*Problems to solve*:
1 - Answer these questions using the news report on the Clarenville crash verdict:
(a) In which court was the decision in Travis Firmage's case delivered?
(b) By her count, how many court dates did CarolAnn Brewer sit through for the case?
(c) Which judge delivered the decision?
2 - Continue the news report on the Clarenville crash verdict from where it stops.

Start of Extract

The driver of a car that crashed near Clarenville and killed his passenger in 2017 has been found guilty of all four charges against him, including operating a motor vehicle while impaired and causing death — a verdict the victim's family welcomed with tearful relief.
The decision in Travis Firmage's case was delivered in Clarenville provincial court Wednesday morning. Firmage had contested the charges in 2018, pleading not guilty in a move that stunned the family of the crash's victim, Calvin Tobin, a 25-year-old fisherman from Southern Harbour.
"He's missed beyond measure, and loved every day that he's not here," said Tobin's aunt CarolAnn Brewer, amid tears outside the courthouse.
Brewer blasted the three-and-a-half-year legal process that led to Wednesday's decision, saying it put her family through "agony," but when it came to explaining the depth of her grief, she was at a loss.
"There's no words that I can put my emotions in, what this has done to me and my family. There's just no words. He meant everything to us," she said.
Brewer had helped raise Tobin, and by her count sat through 36 court dates for the case, which included Firmage taking the stand and denying he was impaired at the time of the crash on the night of Aug. 1, 2017.
He testified in the moments proceeding it, Tobin had grabbed control of the steering wheel and caused the Hyundai Sonata they were in to swerve across the centre line of the Trans-Canada Highway and into the path of an oncoming tractor trailer.
Judge Paul Noble's decision, however, took into account testimony from witnesses to the crash — both the driver of the tractor trailer, as well the driver of another car that witnessed the event — accounts that Noble said didn't support Firmage's version of events.
Although Noble noted "we may never know" what happened inside the car in the seconds before the crash, his judgment took into account the witnesses who said there was no external signs of a steering wheel struggle within the Sonata, such as Firmage attempting to brake or the car swerving back and forth.
Additionally, Noble accepted evidence and testimony that showed Firmage's blood alcohol content was more than twice the legal limit at the time of the crash, a fact the defence had disputed during trial.

End of Extract
Start of Exercise data

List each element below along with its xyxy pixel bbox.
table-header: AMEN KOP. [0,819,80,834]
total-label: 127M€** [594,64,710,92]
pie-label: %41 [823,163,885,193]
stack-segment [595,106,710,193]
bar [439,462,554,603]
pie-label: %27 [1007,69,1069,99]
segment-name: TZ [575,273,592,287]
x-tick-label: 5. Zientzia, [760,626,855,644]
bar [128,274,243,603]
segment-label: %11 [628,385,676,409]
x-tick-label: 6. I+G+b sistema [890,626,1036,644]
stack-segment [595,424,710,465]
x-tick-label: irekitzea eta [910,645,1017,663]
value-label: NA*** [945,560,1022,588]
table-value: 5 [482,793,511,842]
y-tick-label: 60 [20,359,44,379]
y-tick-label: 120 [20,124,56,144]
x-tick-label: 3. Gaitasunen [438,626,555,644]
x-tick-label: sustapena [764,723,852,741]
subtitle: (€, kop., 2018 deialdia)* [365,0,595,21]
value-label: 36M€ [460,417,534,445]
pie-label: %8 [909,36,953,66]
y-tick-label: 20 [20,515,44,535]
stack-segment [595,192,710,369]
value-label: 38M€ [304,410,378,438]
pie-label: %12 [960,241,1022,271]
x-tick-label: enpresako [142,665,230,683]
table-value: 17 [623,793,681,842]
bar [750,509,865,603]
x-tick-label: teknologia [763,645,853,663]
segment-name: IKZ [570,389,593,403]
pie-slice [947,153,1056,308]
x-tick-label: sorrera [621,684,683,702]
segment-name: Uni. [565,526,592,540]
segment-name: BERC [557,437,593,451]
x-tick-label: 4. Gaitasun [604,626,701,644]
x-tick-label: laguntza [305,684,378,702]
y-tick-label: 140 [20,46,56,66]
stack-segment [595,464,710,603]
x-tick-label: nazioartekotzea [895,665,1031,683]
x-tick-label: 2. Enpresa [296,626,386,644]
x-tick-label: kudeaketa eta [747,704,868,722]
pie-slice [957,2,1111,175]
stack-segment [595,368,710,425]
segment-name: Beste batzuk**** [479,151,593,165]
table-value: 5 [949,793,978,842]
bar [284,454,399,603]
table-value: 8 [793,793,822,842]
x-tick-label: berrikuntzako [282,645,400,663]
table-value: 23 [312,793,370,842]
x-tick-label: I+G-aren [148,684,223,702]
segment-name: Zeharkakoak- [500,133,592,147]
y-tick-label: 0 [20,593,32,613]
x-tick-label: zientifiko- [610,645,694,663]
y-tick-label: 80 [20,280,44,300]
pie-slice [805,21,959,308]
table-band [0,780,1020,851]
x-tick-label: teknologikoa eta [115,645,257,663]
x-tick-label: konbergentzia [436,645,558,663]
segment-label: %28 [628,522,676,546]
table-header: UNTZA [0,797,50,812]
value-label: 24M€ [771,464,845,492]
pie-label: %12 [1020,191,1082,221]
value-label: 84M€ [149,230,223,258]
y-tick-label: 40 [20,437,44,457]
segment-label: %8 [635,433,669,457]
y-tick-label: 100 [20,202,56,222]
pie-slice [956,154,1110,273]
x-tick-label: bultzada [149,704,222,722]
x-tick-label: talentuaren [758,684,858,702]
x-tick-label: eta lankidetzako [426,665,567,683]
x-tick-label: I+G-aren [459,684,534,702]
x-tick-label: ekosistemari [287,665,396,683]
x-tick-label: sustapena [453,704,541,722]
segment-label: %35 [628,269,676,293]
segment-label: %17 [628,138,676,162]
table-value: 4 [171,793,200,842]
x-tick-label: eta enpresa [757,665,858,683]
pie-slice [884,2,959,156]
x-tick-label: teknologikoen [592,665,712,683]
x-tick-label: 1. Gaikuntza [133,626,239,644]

End of Exercise data

*Your responses*:
1 -
(a) Clarenville provincial court
(b) 36
(c) Judge Paul Noble

2 -
"As for Mr. Firmage's credibility there is good reason to express skepticism," Noble wrote in his decision.
Noble pointed to Firmage's "poor judgment," as Firmage himself had admitted to drinking six beers over the course of the day and evening, including a Bud Light while behind the wheel of the car 15 minutes before the crash.
"He did not seem to have any reservations about drinking while driving, acknowledging that both he and his passenger did so," Noble wrote.
'He didn't want to die'
Firmage and his girlfriend at the time, Nicole Brewer — Tobin's cousin — had both testified to Tobin's mental state the day of the crash. Brewer had said Tobin was upset and "went hysterical" that a family gathering had been cancelled.
Brewer had also testified Tobin had confided in her about mental stress and potential suicidal thoughts a year prior.
CarolAnn Brewer, who helped raise him, testified she was close to him and had no concerns about his mental health. She maintained both on the stand, and after Wednesday's decision, Tobin had no intentions to kill himself.
"If there was one thing that he could say today, he would tell us that he did not want to die," she told CBC News.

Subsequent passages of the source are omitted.